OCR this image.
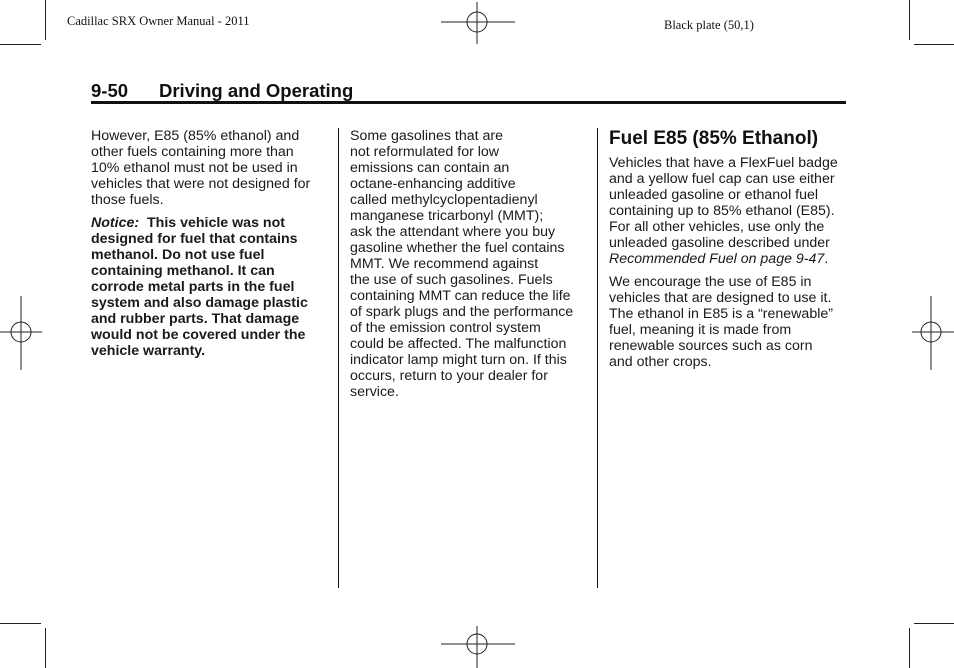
Cadillac SRX Owner Manual - 2011	Black plate (50,1)
9-50 Driving and Operating

However, E85 (85% ethanol) and
other fuels containing more than
10% ethanol must not be used in
vehicles that were not designed for
those fuels.

Notice: This vehicle was not
designed for fuel that contains
methanol. Do not use fuel
containing methanol. It can
corrode metal parts in the fuel
system and also damage plastic
and rubber parts. That damage
would not be covered under the
vehicle warranty.

Some gasolines that are
not reformulated for low
emissions can contain an
octane-enhancing additive
called methylcyclopentadienyl
manganese tricarbonyl (MMT);
ask the attendant where you buy
gasoline whether the fuel contains
MMT. We recommend against
the use of such gasolines. Fuels
containing MMT can reduce the life
of spark plugs and the performance
of the emission control system
could be affected. The malfunction
indicator lamp might turn on. If this
occurs, return to your dealer for
service.

Fuel E85 (85% Ethanol)

Vehicles that have a FlexFuel badge
and a yellow fuel cap can use either
unleaded gasoline or ethanol fuel
containing up to 85% ethanol (E85).
For all other vehicles, use only the
unleaded gasoline described under
Recommended Fuel on page 9-47.

We encourage the use of E85 in
vehicles that are designed to use it.
The ethanol in E85 is a “renewable”
fuel, meaning it is made from
renewable sources such as corn
and other crops.
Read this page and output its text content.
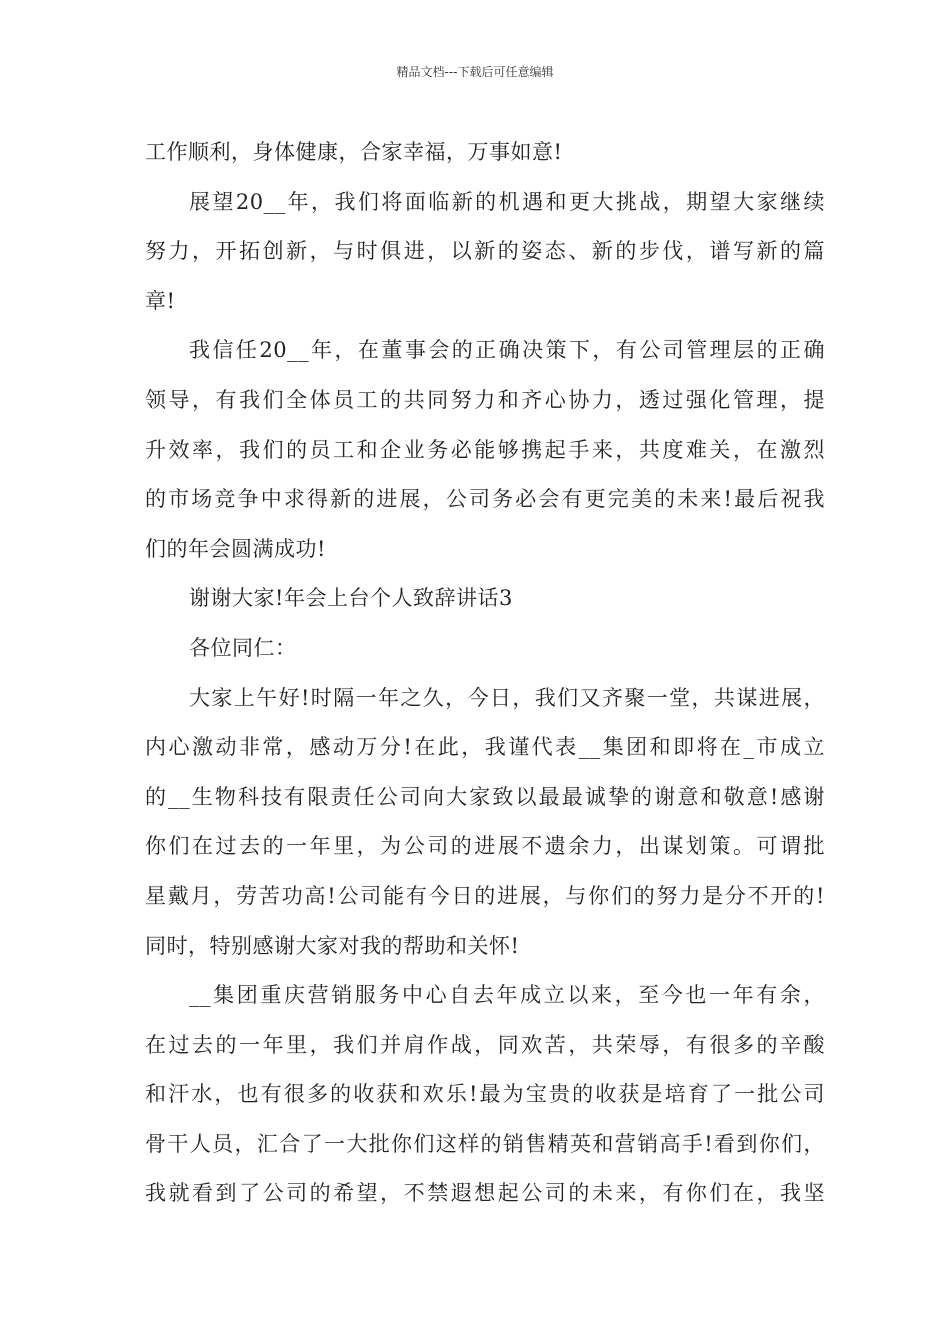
精品文档---下载后可任意编辑
工作顺利，身体健康，合家幸福，万事如意!
展望20__年，我们将面临新的机遇和更大挑战，期望大家继续
努力，开拓创新，与时俱进，以新的姿态、新的步伐，谱写新的篇
章!
我信任20__年，在董事会的正确决策下，有公司管理层的正确
领导，有我们全体员工的共同努力和齐心协力，透过强化管理，提
升效率，我们的员工和企业务必能够携起手来，共度难关，在激烈
的市场竞争中求得新的进展，公司务必会有更完美的未来!最后祝我
们的年会圆满成功!
谢谢大家!年会上台个人致辞讲话3
各位同仁：
大家上午好!时隔一年之久，今日，我们又齐聚一堂，共谋进展，
内心激动非常，感动万分!在此，我谨代表__集团和即将在_市成立
的__生物科技有限责任公司向大家致以最最诚挚的谢意和敬意!感谢
你们在过去的一年里，为公司的进展不遗余力，出谋划策。可谓批
星戴月，劳苦功高!公司能有今日的进展，与你们的努力是分不开的!
同时，特别感谢大家对我的帮助和关怀!
__集团重庆营销服务中心自去年成立以来，至今也一年有余，
在过去的一年里，我们并肩作战，同欢苦，共荣辱，有很多的辛酸
和汗水，也有很多的收获和欢乐!最为宝贵的收获是培育了一批公司
骨干人员，汇合了一大批你们这样的销售精英和营销高手!看到你们，
我就看到了公司的希望，不禁遐想起公司的未来，有你们在，我坚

------------------------------------

■ Given task
Read the entries and select each line where the word "under" is found.

■ Solution below
would not be covered under the
unleaded gasoline described under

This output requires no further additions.